[STATED EXERCISE]: Copy out all lines that hold "JSON".

[LISTING]:
--- start ---

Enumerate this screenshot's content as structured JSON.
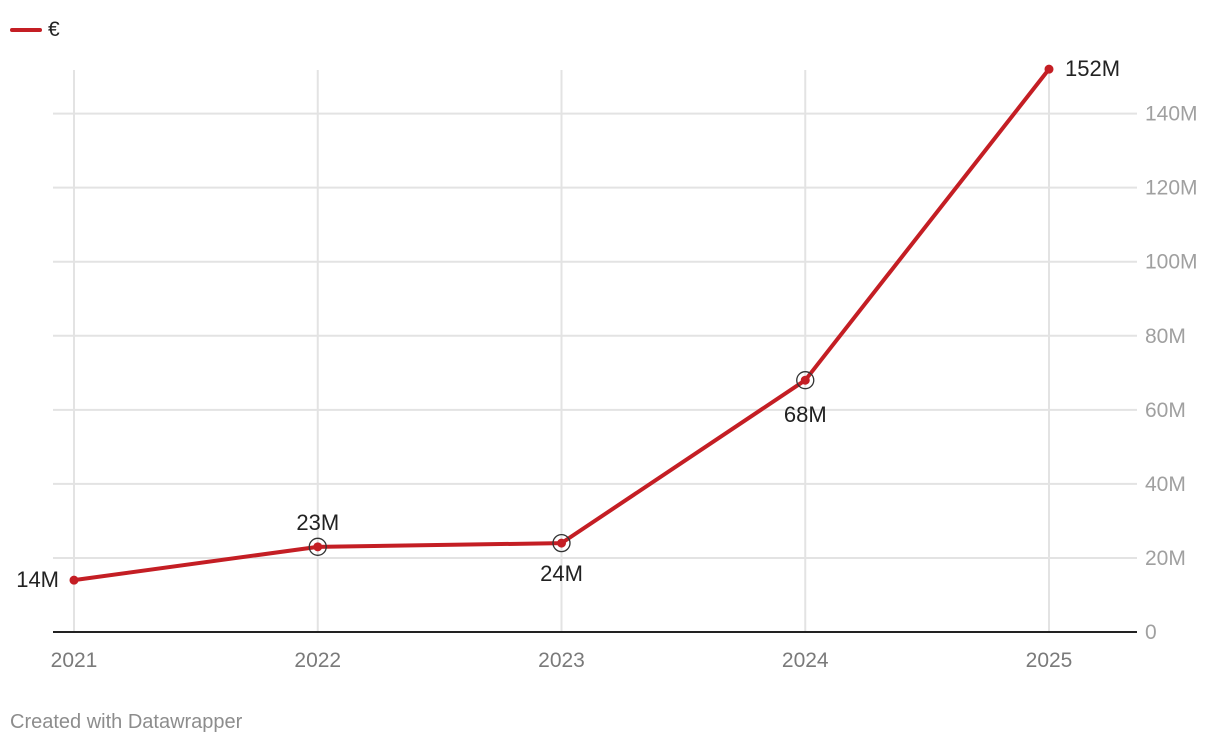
{
  "chart_data": {
    "type": "line",
    "legend": [
      {
        "label": "€",
        "color": "#c41e24"
      }
    ],
    "x": [
      "2021",
      "2022",
      "2023",
      "2024",
      "2025"
    ],
    "series": [
      {
        "name": "€",
        "values": [
          14,
          23,
          24,
          68,
          152
        ],
        "color": "#c41e24"
      }
    ],
    "data_labels": [
      "14M",
      "23M",
      "24M",
      "68M",
      "152M"
    ],
    "yticks": [
      0,
      20,
      40,
      60,
      80,
      100,
      120,
      140
    ],
    "ytick_labels": [
      "0",
      "20M",
      "40M",
      "60M",
      "80M",
      "100M",
      "120M",
      "140M"
    ],
    "ylim": [
      0,
      152
    ],
    "y_axis_side": "right",
    "grid": true,
    "legend_position": "top-left",
    "highlighted_points": [
      "2022",
      "2023",
      "2024"
    ]
  },
  "footer": {
    "credit": "Created with Datawrapper"
  }
}
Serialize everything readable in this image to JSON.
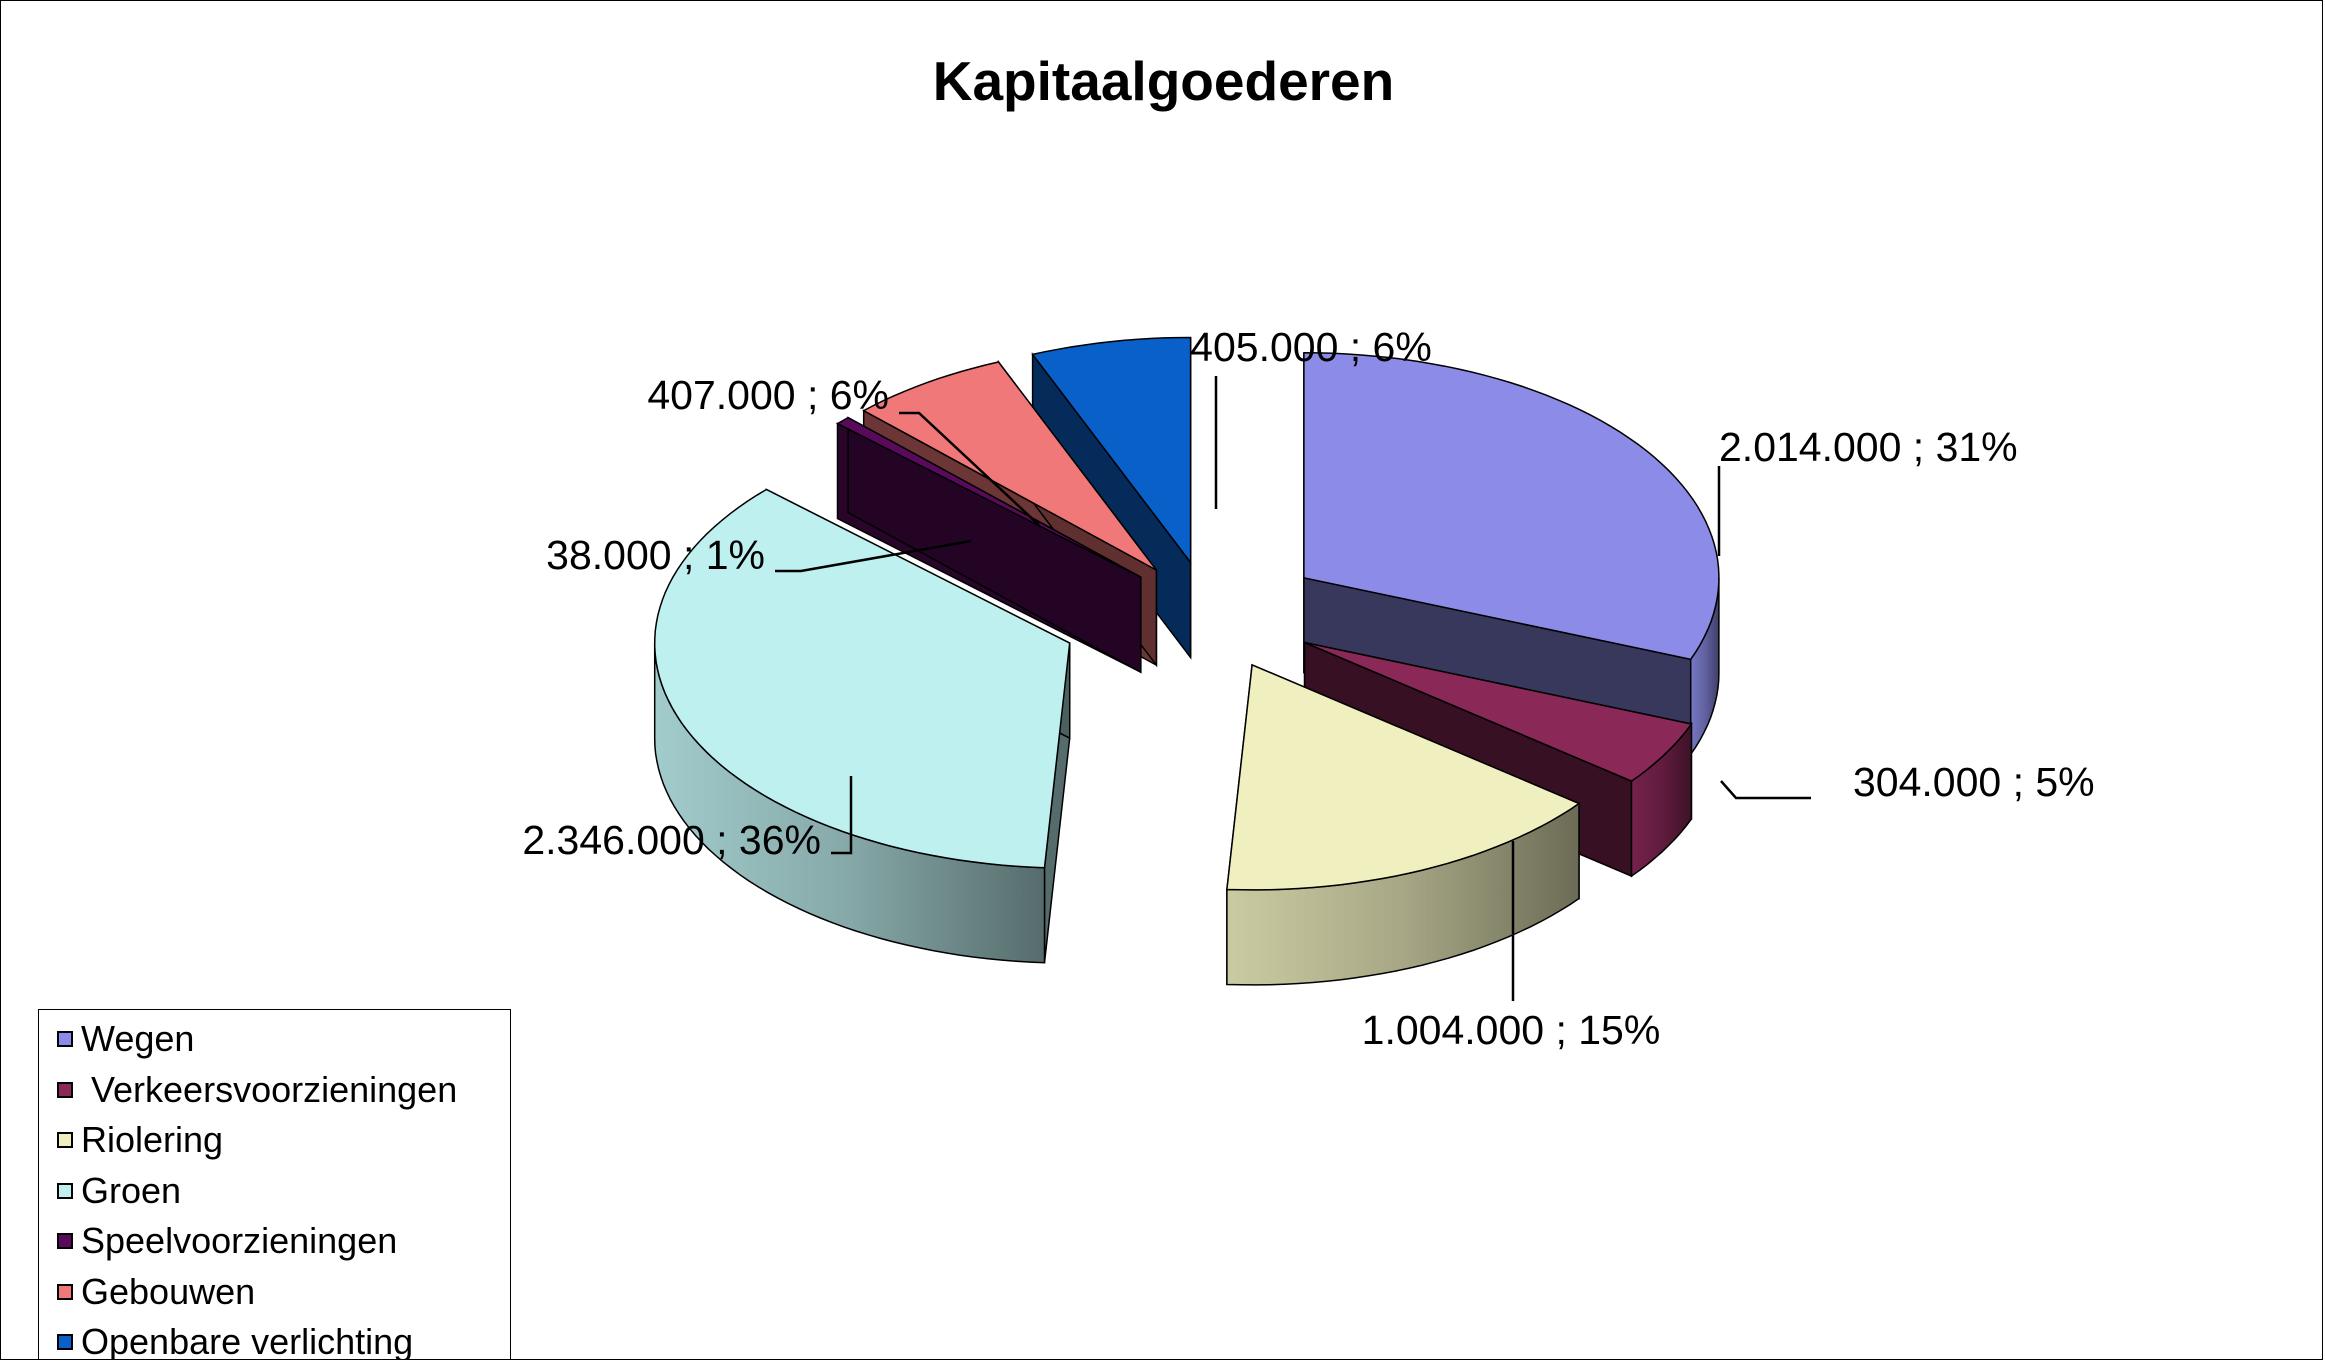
{
  "chart_data": {
    "type": "pie",
    "title": "Kapitaalgoederen",
    "slices": [
      {
        "label": "Wegen",
        "value": 2014000,
        "percent": 31,
        "data_label": "2.014.000 ; 31%",
        "color": "#8c8ce8"
      },
      {
        "label": " Verkeersvoorzieningen",
        "value": 304000,
        "percent": 5,
        "data_label": "304.000 ; 5%",
        "color": "#8a2858"
      },
      {
        "label": "Riolering",
        "value": 1004000,
        "percent": 15,
        "data_label": "1.004.000 ; 15%",
        "color": "#efefbf"
      },
      {
        "label": "Groen",
        "value": 2346000,
        "percent": 36,
        "data_label": "2.346.000 ; 36%",
        "color": "#bff0f0"
      },
      {
        "label": "Speelvoorzieningen",
        "value": 38000,
        "percent": 1,
        "data_label": "38.000 ; 1%",
        "color": "#5a0a5a"
      },
      {
        "label": "Gebouwen",
        "value": 407000,
        "percent": 6,
        "data_label": "407.000 ; 6%",
        "color": "#f07878"
      },
      {
        "label": "Openbare verlichting",
        "value": 405000,
        "percent": 6,
        "data_label": "405.000 ; 6%",
        "color": "#0860c8"
      }
    ],
    "legend_position": "bottom-left",
    "style": "3d-exploded"
  }
}
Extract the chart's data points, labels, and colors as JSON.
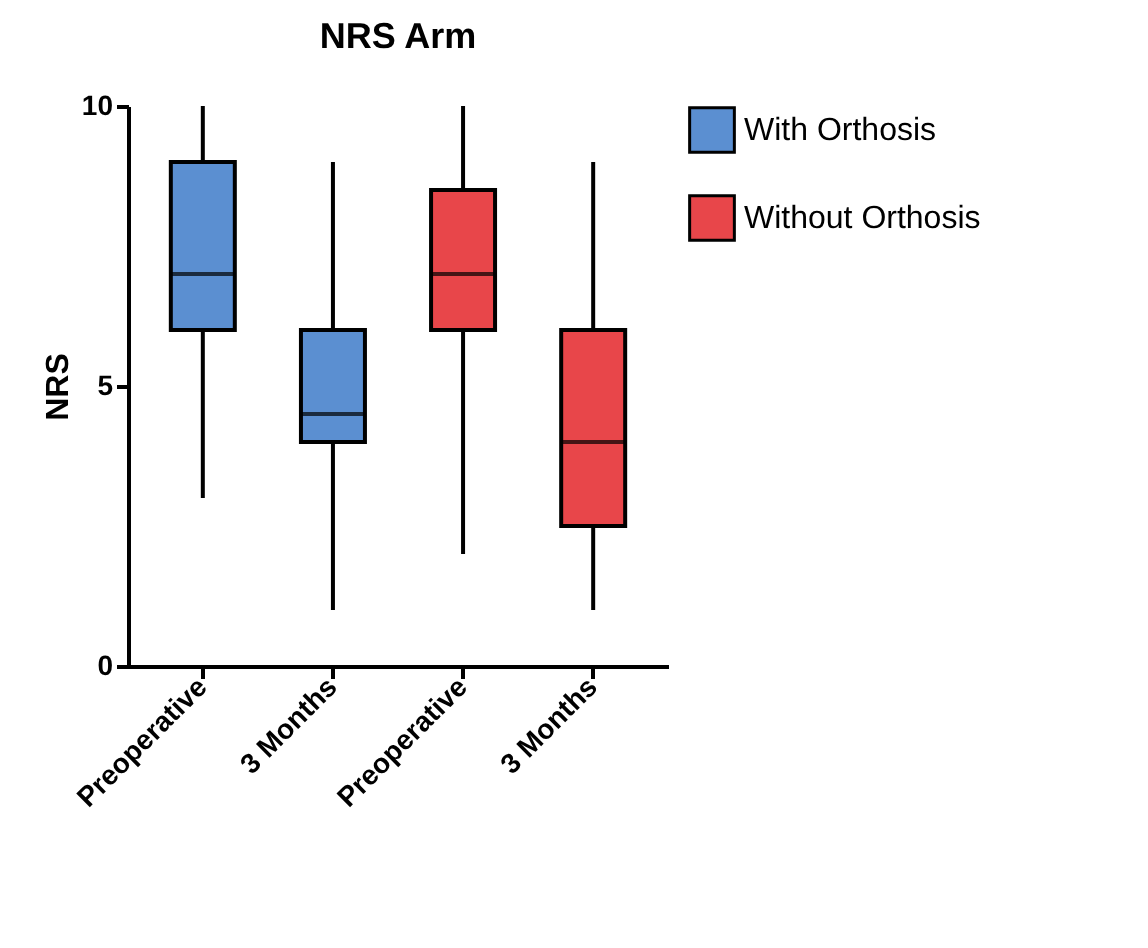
{
  "chart_data": {
    "type": "box",
    "title": "NRS Arm",
    "ylabel": "NRS",
    "categories": [
      "Preoperative",
      "3 Months",
      "Preoperative",
      "3 Months"
    ],
    "ylim": [
      0,
      10
    ],
    "yticks": [
      0,
      5,
      10
    ],
    "grid": false,
    "legend": "right",
    "series": [
      {
        "name": "With Orthosis",
        "color": "#5b8fd1",
        "boxes": [
          {
            "low": 3,
            "q1": 6,
            "median": 7,
            "q3": 9,
            "high": 10
          },
          {
            "low": 1,
            "q1": 4,
            "median": 4.5,
            "q3": 6,
            "high": 9
          },
          null,
          null
        ]
      },
      {
        "name": "Without Orthosis",
        "color": "#e8464a",
        "boxes": [
          null,
          null,
          {
            "low": 2,
            "q1": 6,
            "median": 7,
            "q3": 8.5,
            "high": 10
          },
          {
            "low": 1,
            "q1": 2.5,
            "median": 4,
            "q3": 6,
            "high": 9
          }
        ]
      }
    ]
  }
}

--- end ---

[TASK OUTPUT]:
Enumerate this screenshot's content as structured JSON.
Serialize everything readable in this image to JSON.
Extract the chart's data points, labels, and colors as JSON.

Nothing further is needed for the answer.